> What is asked: Go through the entries below and copy each line containing the word "CaCO₃".

> Records from a dataset:

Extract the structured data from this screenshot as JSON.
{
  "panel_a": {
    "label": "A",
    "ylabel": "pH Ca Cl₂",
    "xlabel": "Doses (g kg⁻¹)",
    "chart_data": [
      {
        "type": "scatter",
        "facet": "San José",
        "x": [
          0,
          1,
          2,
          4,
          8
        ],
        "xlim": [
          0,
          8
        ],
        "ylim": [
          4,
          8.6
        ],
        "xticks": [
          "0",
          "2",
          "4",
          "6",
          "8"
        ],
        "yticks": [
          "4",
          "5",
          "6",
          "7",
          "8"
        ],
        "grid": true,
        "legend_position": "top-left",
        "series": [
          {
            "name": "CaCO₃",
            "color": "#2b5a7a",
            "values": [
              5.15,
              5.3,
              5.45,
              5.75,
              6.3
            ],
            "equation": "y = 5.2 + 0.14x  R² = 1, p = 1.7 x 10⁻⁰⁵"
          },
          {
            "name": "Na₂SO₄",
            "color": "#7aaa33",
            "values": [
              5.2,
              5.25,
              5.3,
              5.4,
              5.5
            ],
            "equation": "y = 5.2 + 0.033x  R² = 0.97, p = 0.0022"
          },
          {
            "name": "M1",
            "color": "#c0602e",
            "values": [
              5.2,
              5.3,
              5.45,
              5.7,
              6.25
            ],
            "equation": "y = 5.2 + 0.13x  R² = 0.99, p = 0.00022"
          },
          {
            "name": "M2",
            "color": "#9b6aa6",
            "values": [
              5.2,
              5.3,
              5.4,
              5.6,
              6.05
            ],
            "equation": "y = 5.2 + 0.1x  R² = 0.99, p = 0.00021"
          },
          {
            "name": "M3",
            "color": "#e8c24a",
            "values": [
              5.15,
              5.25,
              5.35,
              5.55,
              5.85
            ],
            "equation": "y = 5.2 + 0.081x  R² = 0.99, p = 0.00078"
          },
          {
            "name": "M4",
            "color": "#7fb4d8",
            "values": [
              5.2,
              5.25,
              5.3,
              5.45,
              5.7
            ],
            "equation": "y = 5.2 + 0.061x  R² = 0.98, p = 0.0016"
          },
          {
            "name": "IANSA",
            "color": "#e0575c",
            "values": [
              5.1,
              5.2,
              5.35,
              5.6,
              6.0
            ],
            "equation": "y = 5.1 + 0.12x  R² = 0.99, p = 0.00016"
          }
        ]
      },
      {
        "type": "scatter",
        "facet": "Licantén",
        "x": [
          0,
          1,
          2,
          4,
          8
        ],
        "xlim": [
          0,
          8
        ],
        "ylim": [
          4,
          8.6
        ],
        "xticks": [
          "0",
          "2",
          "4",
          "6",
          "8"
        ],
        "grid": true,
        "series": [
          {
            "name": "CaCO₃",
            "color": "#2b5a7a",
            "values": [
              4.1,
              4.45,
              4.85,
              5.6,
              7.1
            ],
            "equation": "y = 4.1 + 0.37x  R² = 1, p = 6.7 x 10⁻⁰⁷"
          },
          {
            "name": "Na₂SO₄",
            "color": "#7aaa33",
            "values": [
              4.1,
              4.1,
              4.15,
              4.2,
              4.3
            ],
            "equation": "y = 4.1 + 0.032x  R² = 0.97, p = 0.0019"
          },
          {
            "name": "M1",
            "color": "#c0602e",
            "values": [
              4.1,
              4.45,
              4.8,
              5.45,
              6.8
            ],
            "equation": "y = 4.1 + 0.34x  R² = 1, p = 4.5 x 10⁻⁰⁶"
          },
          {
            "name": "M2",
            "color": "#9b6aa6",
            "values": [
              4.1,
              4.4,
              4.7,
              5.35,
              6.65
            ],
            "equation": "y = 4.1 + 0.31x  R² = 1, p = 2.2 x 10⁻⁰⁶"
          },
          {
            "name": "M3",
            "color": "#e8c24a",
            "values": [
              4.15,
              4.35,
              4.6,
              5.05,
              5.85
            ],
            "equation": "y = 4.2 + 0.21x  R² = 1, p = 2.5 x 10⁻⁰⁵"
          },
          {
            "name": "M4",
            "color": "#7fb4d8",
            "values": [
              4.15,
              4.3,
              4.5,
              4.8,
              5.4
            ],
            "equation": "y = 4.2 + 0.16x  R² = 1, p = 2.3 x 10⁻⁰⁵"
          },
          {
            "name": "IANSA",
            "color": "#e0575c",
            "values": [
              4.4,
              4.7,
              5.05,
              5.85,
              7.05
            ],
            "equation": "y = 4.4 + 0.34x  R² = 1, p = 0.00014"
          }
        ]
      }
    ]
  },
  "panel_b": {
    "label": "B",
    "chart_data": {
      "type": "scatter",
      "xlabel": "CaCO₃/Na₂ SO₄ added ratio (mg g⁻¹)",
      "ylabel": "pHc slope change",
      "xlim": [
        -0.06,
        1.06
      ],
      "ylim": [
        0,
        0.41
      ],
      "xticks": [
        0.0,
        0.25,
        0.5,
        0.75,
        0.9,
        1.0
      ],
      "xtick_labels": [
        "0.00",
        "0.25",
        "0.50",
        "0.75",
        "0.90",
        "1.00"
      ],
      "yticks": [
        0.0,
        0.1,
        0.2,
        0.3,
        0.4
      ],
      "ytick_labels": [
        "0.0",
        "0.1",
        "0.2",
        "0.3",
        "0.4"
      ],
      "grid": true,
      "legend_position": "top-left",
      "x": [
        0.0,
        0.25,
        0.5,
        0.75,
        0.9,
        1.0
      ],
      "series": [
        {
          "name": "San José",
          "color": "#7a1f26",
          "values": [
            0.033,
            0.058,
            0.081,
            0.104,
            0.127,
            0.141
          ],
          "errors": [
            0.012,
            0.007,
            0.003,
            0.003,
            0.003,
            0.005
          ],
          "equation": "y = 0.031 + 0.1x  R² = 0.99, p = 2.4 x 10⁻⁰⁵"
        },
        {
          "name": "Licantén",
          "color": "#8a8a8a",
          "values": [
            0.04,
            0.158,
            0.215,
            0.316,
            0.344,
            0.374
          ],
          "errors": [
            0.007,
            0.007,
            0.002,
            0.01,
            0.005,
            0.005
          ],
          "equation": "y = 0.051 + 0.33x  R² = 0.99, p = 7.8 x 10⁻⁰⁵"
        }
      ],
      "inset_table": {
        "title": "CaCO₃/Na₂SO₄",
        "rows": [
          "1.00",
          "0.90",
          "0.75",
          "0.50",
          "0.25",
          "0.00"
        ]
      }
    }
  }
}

> Result for this exercise:
            "name": "CaCO₃",
            "name": "CaCO₃",
      "xlabel": "CaCO₃/Na₂ SO₄ added ratio (mg g⁻¹)",
        "title": "CaCO₃/Na₂SO₄",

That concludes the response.